* **THE EXERCISE**
Beneath this task is a listing. State how many of its lines include the string "Predicted", giving nothing but the number.

* **INPUT MATERIAL**
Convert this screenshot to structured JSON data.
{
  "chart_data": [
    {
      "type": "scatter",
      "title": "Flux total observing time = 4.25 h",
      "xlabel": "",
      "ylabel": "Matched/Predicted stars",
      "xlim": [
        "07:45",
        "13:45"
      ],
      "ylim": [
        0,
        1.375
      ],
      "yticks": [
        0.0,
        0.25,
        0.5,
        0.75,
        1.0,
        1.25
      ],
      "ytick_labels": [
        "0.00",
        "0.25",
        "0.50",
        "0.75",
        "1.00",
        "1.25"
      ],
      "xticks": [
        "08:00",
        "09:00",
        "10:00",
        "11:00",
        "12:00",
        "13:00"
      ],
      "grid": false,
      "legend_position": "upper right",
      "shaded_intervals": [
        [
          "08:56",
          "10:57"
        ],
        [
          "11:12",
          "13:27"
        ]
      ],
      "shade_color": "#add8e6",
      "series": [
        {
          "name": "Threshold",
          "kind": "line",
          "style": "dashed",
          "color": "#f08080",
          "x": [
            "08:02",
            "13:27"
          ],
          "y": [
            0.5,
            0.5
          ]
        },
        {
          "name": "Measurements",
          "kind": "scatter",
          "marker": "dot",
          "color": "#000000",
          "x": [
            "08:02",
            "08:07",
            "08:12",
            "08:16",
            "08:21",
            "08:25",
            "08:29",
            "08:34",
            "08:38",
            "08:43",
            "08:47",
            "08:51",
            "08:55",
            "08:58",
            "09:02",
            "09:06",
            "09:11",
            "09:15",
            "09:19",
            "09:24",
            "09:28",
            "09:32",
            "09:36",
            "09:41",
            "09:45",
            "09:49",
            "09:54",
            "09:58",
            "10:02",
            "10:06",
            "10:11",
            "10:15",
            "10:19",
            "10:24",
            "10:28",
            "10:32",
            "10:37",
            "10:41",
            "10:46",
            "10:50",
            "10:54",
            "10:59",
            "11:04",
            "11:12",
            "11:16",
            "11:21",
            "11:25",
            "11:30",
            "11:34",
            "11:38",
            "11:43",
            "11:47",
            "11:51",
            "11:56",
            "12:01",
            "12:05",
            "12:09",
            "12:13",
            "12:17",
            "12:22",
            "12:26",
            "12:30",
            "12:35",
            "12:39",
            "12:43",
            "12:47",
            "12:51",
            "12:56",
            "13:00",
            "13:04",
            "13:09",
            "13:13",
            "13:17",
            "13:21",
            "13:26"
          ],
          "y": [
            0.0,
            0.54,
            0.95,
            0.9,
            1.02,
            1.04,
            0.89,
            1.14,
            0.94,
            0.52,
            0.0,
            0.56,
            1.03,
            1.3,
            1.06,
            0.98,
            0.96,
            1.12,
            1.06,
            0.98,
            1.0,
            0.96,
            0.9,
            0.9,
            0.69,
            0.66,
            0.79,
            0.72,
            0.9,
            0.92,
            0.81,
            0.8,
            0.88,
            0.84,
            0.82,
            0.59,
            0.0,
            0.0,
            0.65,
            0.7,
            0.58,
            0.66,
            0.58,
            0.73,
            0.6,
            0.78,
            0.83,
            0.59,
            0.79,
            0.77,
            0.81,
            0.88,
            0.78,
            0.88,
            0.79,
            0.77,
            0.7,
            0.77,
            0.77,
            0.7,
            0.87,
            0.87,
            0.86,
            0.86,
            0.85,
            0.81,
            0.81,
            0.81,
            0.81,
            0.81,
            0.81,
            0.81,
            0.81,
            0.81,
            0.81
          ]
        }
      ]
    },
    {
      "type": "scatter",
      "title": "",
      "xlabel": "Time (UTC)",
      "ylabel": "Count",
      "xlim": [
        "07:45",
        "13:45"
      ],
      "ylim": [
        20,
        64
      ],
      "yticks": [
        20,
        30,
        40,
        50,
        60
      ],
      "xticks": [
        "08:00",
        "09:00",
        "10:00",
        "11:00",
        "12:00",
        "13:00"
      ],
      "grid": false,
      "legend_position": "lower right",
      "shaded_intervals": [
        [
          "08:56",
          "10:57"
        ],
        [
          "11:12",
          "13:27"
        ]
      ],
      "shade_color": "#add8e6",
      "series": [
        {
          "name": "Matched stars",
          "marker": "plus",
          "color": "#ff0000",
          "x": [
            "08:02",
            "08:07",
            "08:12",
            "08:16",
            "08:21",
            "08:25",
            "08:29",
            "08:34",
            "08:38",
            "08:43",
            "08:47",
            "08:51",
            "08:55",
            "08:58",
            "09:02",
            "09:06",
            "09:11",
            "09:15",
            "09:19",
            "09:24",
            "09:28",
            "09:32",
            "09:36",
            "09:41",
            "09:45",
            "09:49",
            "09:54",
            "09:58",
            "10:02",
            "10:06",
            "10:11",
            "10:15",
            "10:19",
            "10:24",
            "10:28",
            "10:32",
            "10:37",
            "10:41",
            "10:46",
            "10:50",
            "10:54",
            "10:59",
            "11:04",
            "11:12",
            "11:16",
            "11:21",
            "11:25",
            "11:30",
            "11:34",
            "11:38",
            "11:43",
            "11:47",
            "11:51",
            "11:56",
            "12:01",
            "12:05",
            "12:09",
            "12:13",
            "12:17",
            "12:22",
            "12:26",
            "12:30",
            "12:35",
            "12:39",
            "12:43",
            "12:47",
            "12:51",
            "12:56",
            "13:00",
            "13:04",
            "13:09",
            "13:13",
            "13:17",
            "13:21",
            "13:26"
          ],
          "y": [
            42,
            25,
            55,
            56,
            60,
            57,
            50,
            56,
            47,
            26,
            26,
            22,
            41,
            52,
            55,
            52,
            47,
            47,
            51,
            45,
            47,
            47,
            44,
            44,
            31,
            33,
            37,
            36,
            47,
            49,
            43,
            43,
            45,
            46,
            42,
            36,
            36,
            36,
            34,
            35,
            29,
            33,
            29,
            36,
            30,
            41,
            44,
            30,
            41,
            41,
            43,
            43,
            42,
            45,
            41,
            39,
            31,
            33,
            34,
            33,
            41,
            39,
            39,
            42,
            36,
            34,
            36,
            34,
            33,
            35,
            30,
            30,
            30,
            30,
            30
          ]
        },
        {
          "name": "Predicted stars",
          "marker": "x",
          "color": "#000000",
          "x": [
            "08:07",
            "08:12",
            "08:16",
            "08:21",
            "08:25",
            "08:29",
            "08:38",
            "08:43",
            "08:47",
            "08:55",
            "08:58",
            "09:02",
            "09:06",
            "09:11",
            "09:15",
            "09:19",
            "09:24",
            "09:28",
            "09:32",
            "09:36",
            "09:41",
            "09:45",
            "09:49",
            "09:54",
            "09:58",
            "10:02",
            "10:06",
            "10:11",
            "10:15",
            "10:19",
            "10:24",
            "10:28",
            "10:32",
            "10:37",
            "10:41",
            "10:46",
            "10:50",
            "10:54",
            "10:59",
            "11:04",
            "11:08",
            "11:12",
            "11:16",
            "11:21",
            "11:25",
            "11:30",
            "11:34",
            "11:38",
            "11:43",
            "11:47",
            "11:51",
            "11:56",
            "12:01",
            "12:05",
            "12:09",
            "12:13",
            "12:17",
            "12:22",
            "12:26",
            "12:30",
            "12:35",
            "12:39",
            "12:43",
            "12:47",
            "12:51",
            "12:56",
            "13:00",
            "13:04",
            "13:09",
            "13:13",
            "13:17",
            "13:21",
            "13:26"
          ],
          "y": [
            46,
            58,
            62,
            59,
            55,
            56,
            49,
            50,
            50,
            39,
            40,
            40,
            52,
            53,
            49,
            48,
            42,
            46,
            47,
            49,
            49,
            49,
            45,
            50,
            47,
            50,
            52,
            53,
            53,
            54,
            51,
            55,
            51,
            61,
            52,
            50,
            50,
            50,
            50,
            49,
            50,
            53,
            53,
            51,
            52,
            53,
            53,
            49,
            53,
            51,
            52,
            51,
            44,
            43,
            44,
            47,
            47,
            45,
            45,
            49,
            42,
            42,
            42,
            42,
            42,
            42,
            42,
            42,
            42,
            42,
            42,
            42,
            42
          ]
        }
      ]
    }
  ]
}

* **WRITTEN RESPONSE**
2